GIVEN PROBLEM:
Below you will find a set of lines. Repeat them all exactly.

------ DATA ENTRIES ------

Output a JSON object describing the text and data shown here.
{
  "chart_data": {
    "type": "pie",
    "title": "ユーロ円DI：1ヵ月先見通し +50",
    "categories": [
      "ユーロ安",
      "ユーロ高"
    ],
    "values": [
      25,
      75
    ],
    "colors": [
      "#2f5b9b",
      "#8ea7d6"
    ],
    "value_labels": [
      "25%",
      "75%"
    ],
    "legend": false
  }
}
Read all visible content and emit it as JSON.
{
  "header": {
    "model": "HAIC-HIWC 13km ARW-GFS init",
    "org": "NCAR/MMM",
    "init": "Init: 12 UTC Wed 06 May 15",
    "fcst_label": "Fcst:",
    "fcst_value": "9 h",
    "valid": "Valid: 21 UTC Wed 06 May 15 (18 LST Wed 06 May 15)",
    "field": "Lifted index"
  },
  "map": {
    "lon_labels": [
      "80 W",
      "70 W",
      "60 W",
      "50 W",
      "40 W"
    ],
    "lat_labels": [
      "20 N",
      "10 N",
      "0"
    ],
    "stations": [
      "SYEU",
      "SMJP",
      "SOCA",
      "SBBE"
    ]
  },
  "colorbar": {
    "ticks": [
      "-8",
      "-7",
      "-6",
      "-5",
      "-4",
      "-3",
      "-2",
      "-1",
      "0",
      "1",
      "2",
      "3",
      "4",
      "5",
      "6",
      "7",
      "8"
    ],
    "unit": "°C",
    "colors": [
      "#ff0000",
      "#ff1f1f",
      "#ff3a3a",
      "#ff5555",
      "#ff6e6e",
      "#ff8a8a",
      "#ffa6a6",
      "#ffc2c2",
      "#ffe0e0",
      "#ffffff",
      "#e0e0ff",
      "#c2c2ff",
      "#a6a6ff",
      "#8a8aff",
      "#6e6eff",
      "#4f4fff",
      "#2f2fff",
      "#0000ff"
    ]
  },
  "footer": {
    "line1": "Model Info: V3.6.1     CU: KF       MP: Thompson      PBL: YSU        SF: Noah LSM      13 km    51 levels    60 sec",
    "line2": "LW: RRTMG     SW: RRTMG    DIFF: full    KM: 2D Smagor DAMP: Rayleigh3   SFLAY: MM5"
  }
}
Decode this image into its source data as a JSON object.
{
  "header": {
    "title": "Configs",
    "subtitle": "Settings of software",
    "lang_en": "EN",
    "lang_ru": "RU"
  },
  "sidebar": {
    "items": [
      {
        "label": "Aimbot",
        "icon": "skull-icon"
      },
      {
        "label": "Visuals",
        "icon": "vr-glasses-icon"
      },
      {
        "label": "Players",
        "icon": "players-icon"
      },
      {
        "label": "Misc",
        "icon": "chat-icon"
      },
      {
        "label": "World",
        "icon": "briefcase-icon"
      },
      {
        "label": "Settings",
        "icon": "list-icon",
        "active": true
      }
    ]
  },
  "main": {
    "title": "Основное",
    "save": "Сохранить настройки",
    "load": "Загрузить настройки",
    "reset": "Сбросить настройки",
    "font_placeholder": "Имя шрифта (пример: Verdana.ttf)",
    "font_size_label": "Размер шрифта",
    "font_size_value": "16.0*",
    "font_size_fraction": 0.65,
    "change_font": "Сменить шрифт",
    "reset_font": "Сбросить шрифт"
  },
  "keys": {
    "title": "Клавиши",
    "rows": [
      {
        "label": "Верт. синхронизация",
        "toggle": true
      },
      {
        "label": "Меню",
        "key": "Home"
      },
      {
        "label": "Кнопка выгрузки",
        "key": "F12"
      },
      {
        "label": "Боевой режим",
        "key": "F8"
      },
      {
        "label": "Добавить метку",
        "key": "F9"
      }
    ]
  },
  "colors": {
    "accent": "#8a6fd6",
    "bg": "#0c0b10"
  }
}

------

SOLUTION TO THIS TASK:
Output a JSON object describing the text and data shown here.
{
  "chart_data": {
    "type": "pie",
    "title": "ユーロ円DI：1ヵ月先見通し +50",
    "categories": [
      "ユーロ安",
      "ユーロ高"
    ],
    "values": [
      25,
      75
    ],
    "colors": [
      "#2f5b9b",
      "#8ea7d6"
    ],
    "value_labels": [
      "25%",
      "75%"
    ],
    "legend": false
  }
}
Read all visible content and emit it as JSON.
{
  "header": {
    "model": "HAIC-HIWC 13km ARW-GFS init",
    "org": "NCAR/MMM",
    "init": "Init: 12 UTC Wed 06 May 15",
    "fcst_label": "Fcst:",
    "fcst_value": "9 h",
    "valid": "Valid: 21 UTC Wed 06 May 15 (18 LST Wed 06 May 15)",
    "field": "Lifted index"
  },
  "map": {
    "lon_labels": [
      "80 W",
      "70 W",
      "60 W",
      "50 W",
      "40 W"
    ],
    "lat_labels": [
      "20 N",
      "10 N",
      "0"
    ],
    "stations": [
      "SYEU",
      "SMJP",
      "SOCA",
      "SBBE"
    ]
  },
  "colorbar": {
    "ticks": [
      "-8",
      "-7",
      "-6",
      "-5",
      "-4",
      "-3",
      "-2",
      "-1",
      "0",
      "1",
      "2",
      "3",
      "4",
      "5",
      "6",
      "7",
      "8"
    ],
    "unit": "°C",
    "colors": [
      "#ff0000",
      "#ff1f1f",
      "#ff3a3a",
      "#ff5555",
      "#ff6e6e",
      "#ff8a8a",
      "#ffa6a6",
      "#ffc2c2",
      "#ffe0e0",
      "#ffffff",
      "#e0e0ff",
      "#c2c2ff",
      "#a6a6ff",
      "#8a8aff",
      "#6e6eff",
      "#4f4fff",
      "#2f2fff",
      "#0000ff"
    ]
  },
  "footer": {
    "line1": "Model Info: V3.6.1     CU: KF       MP: Thompson      PBL: YSU        SF: Noah LSM      13 km    51 levels    60 sec",
    "line2": "LW: RRTMG     SW: RRTMG    DIFF: full    KM: 2D Smagor DAMP: Rayleigh3   SFLAY: MM5"
  }
}
Decode this image into its source data as a JSON object.
{
  "header": {
    "title": "Configs",
    "subtitle": "Settings of software",
    "lang_en": "EN",
    "lang_ru": "RU"
  },
  "sidebar": {
    "items": [
      {
        "label": "Aimbot",
        "icon": "skull-icon"
      },
      {
        "label": "Visuals",
        "icon": "vr-glasses-icon"
      },
      {
        "label": "Players",
        "icon": "players-icon"
      },
      {
        "label": "Misc",
        "icon": "chat-icon"
      },
      {
        "label": "World",
        "icon": "briefcase-icon"
      },
      {
        "label": "Settings",
        "icon": "list-icon",
        "active": true
      }
    ]
  },
  "main": {
    "title": "Основное",
    "save": "Сохранить настройки",
    "load": "Загрузить настройки",
    "reset": "Сбросить настройки",
    "font_placeholder": "Имя шрифта (пример: Verdana.ttf)",
    "font_size_label": "Размер шрифта",
    "font_size_value": "16.0*",
    "font_size_fraction": 0.65,
    "change_font": "Сменить шрифт",
    "reset_font": "Сбросить шрифт"
  },
  "keys": {
    "title": "Клавиши",
    "rows": [
      {
        "label": "Верт. синхронизация",
        "toggle": true
      },
      {
        "label": "Меню",
        "key": "Home"
      },
      {
        "label": "Кнопка выгрузки",
        "key": "F12"
      },
      {
        "label": "Боевой режим",
        "key": "F8"
      },
      {
        "label": "Добавить метку",
        "key": "F9"
      }
    ]
  },
  "colors": {
    "accent": "#8a6fd6",
    "bg": "#0c0b10"
  }
}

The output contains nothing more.